(begin)

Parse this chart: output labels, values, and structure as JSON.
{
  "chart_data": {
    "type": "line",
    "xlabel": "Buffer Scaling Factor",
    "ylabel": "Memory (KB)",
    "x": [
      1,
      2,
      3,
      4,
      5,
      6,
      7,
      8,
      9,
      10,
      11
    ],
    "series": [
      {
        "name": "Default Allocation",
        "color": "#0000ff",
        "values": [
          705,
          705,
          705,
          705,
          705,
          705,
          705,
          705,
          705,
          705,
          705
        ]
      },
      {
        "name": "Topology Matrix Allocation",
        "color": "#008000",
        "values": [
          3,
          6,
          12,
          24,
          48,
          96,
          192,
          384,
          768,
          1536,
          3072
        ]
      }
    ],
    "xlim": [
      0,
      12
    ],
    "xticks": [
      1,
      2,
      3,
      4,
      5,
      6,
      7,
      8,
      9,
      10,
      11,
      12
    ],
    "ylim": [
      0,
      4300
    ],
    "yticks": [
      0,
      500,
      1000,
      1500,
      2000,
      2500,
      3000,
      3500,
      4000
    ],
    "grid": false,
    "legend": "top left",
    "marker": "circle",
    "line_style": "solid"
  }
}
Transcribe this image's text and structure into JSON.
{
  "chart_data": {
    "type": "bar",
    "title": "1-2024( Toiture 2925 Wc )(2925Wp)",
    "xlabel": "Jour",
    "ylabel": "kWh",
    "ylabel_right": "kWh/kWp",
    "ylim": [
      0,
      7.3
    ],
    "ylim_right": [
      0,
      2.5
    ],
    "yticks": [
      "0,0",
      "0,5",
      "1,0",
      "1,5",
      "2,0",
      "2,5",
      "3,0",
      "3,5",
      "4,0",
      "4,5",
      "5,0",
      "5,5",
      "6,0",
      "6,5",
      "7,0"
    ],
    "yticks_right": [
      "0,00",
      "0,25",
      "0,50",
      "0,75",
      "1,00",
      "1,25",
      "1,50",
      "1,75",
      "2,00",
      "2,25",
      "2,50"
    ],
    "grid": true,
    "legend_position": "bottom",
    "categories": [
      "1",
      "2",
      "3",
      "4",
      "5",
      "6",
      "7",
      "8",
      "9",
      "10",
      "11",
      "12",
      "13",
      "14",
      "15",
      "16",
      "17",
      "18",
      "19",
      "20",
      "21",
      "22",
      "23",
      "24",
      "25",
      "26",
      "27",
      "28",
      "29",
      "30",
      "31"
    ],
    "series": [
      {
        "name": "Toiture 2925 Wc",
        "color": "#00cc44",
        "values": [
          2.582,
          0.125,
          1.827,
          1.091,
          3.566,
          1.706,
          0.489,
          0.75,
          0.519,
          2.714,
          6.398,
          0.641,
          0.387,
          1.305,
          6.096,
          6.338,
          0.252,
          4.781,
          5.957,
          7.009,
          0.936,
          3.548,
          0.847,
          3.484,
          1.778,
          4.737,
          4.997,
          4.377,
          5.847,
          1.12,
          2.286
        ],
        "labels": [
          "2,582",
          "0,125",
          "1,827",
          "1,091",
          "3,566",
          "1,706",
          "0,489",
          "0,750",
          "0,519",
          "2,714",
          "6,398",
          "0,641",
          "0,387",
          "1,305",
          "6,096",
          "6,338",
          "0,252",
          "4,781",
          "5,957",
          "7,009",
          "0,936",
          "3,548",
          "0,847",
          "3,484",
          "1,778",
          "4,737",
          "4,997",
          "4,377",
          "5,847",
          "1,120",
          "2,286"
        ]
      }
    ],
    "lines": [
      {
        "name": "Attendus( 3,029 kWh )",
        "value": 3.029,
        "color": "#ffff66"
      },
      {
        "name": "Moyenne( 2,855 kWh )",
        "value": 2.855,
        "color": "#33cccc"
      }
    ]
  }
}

(end)

■ **WHAT YOU NEED TO DO**
Extract all the entries word for word.

■ **FULL RESPONSE**
Parse this chart: output labels, values, and structure as JSON.
{
  "chart_data": {
    "type": "line",
    "xlabel": "Buffer Scaling Factor",
    "ylabel": "Memory (KB)",
    "x": [
      1,
      2,
      3,
      4,
      5,
      6,
      7,
      8,
      9,
      10,
      11
    ],
    "series": [
      {
        "name": "Default Allocation",
        "color": "#0000ff",
        "values": [
          705,
          705,
          705,
          705,
          705,
          705,
          705,
          705,
          705,
          705,
          705
        ]
      },
      {
        "name": "Topology Matrix Allocation",
        "color": "#008000",
        "values": [
          3,
          6,
          12,
          24,
          48,
          96,
          192,
          384,
          768,
          1536,
          3072
        ]
      }
    ],
    "xlim": [
      0,
      12
    ],
    "xticks": [
      1,
      2,
      3,
      4,
      5,
      6,
      7,
      8,
      9,
      10,
      11,
      12
    ],
    "ylim": [
      0,
      4300
    ],
    "yticks": [
      0,
      500,
      1000,
      1500,
      2000,
      2500,
      3000,
      3500,
      4000
    ],
    "grid": false,
    "legend": "top left",
    "marker": "circle",
    "line_style": "solid"
  }
}
Transcribe this image's text and structure into JSON.
{
  "chart_data": {
    "type": "bar",
    "title": "1-2024( Toiture 2925 Wc )(2925Wp)",
    "xlabel": "Jour",
    "ylabel": "kWh",
    "ylabel_right": "kWh/kWp",
    "ylim": [
      0,
      7.3
    ],
    "ylim_right": [
      0,
      2.5
    ],
    "yticks": [
      "0,0",
      "0,5",
      "1,0",
      "1,5",
      "2,0",
      "2,5",
      "3,0",
      "3,5",
      "4,0",
      "4,5",
      "5,0",
      "5,5",
      "6,0",
      "6,5",
      "7,0"
    ],
    "yticks_right": [
      "0,00",
      "0,25",
      "0,50",
      "0,75",
      "1,00",
      "1,25",
      "1,50",
      "1,75",
      "2,00",
      "2,25",
      "2,50"
    ],
    "grid": true,
    "legend_position": "bottom",
    "categories": [
      "1",
      "2",
      "3",
      "4",
      "5",
      "6",
      "7",
      "8",
      "9",
      "10",
      "11",
      "12",
      "13",
      "14",
      "15",
      "16",
      "17",
      "18",
      "19",
      "20",
      "21",
      "22",
      "23",
      "24",
      "25",
      "26",
      "27",
      "28",
      "29",
      "30",
      "31"
    ],
    "series": [
      {
        "name": "Toiture 2925 Wc",
        "color": "#00cc44",
        "values": [
          2.582,
          0.125,
          1.827,
          1.091,
          3.566,
          1.706,
          0.489,
          0.75,
          0.519,
          2.714,
          6.398,
          0.641,
          0.387,
          1.305,
          6.096,
          6.338,
          0.252,
          4.781,
          5.957,
          7.009,
          0.936,
          3.548,
          0.847,
          3.484,
          1.778,
          4.737,
          4.997,
          4.377,
          5.847,
          1.12,
          2.286
        ],
        "labels": [
          "2,582",
          "0,125",
          "1,827",
          "1,091",
          "3,566",
          "1,706",
          "0,489",
          "0,750",
          "0,519",
          "2,714",
          "6,398",
          "0,641",
          "0,387",
          "1,305",
          "6,096",
          "6,338",
          "0,252",
          "4,781",
          "5,957",
          "7,009",
          "0,936",
          "3,548",
          "0,847",
          "3,484",
          "1,778",
          "4,737",
          "4,997",
          "4,377",
          "5,847",
          "1,120",
          "2,286"
        ]
      }
    ],
    "lines": [
      {
        "name": "Attendus( 3,029 kWh )",
        "value": 3.029,
        "color": "#ffff66"
      },
      {
        "name": "Moyenne( 2,855 kWh )",
        "value": 2.855,
        "color": "#33cccc"
      }
    ]
  }
}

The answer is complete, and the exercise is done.